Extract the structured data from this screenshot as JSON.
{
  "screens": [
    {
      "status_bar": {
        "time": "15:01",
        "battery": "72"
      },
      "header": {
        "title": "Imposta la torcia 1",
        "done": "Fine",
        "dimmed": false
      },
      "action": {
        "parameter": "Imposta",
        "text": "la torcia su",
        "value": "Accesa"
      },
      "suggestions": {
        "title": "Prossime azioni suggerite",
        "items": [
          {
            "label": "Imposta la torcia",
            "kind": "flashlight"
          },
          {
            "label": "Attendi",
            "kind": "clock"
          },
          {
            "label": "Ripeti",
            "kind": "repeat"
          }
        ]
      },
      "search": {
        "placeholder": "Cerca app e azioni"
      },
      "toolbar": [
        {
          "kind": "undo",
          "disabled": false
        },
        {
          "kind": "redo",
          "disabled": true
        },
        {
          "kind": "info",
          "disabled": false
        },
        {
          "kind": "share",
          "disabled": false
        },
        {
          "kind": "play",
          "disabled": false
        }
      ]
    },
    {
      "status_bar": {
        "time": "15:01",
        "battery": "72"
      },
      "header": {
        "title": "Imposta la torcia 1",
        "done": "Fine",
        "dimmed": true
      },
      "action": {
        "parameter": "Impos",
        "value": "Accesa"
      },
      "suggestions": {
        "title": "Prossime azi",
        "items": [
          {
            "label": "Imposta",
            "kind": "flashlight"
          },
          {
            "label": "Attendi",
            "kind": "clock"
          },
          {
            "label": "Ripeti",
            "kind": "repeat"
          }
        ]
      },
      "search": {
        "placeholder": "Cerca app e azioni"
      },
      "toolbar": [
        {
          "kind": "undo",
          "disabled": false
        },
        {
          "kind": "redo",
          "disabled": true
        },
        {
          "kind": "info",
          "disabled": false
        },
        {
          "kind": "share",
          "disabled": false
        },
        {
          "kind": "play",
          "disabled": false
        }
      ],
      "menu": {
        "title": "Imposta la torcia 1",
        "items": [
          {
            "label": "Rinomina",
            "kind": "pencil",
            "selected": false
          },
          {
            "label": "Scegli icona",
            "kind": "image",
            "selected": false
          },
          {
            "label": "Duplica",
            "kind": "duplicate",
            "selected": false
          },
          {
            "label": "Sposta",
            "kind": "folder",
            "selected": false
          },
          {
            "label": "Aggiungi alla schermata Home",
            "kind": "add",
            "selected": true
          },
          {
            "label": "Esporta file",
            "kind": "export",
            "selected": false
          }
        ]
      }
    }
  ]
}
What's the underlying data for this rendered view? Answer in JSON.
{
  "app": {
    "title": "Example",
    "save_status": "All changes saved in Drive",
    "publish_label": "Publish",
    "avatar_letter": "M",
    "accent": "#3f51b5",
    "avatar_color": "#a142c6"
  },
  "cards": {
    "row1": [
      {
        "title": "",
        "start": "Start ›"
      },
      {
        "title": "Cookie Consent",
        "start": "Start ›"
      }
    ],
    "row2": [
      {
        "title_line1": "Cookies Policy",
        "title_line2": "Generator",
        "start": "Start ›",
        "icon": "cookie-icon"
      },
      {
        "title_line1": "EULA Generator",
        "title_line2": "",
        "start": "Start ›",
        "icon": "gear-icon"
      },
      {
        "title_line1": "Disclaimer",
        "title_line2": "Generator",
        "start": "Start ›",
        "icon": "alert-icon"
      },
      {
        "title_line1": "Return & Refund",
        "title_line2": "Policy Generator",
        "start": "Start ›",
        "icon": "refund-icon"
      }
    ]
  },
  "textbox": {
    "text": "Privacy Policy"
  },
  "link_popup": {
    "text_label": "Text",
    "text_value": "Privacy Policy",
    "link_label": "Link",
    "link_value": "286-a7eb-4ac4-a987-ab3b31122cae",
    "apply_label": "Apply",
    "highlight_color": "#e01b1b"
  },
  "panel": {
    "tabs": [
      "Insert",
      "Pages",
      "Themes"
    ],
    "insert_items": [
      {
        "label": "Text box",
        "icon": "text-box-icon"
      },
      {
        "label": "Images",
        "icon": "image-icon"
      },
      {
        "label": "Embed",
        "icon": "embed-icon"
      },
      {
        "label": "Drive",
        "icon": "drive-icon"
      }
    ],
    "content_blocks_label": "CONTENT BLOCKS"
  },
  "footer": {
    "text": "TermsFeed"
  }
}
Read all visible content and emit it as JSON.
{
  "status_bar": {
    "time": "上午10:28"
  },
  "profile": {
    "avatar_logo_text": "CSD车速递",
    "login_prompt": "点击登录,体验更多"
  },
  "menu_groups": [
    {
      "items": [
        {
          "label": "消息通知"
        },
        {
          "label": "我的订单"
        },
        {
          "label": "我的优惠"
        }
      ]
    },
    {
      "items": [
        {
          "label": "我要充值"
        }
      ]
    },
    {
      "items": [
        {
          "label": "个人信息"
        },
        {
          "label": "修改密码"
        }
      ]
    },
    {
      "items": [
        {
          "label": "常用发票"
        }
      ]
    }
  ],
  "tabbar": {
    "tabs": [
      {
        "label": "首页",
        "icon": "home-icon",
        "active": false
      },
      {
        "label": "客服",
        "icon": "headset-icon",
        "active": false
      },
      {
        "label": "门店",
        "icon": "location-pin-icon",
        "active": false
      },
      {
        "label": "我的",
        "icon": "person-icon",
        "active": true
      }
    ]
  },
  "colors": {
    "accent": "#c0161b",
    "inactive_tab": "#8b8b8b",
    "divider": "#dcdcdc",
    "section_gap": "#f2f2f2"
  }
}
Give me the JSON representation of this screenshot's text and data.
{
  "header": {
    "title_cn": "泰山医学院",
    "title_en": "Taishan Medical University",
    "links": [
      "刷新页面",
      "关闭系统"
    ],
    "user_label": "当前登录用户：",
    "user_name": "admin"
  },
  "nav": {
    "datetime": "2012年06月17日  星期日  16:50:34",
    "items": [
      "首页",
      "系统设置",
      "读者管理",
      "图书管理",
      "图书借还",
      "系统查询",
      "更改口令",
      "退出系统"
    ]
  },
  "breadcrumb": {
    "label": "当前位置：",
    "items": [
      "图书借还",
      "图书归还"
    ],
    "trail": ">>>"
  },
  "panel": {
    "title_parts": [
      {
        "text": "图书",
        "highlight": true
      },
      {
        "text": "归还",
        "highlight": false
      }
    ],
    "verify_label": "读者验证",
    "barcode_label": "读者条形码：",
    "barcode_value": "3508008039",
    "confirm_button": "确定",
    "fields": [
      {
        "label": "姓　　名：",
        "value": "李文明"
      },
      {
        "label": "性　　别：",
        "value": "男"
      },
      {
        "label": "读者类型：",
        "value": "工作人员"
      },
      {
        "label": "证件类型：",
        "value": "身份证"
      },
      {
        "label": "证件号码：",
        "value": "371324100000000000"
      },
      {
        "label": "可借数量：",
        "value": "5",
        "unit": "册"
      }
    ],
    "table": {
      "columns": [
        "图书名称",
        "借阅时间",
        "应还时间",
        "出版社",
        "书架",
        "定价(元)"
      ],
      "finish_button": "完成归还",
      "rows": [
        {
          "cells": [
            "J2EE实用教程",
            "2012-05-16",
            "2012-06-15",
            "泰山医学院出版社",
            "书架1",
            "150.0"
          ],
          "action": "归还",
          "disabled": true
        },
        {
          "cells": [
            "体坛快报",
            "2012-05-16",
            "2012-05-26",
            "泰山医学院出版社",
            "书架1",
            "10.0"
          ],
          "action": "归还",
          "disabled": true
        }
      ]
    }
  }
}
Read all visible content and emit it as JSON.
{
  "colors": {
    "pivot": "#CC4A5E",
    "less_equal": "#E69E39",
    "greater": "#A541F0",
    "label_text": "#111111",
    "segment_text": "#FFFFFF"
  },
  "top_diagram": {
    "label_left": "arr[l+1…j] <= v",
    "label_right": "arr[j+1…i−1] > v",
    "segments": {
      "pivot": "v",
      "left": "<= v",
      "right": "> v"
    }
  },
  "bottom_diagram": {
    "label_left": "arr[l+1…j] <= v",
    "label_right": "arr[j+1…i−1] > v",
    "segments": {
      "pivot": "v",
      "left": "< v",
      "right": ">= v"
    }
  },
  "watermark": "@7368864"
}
+ + + + +
- [Written problem]
Search the records for the word "data". Copy every line that has it.

- [Written answer]
Extract the structured data from this screenshot as JSON.
What's the underlying data for this rendered view? Answer in JSON.
Give me the JSON representation of this screenshot's text and data.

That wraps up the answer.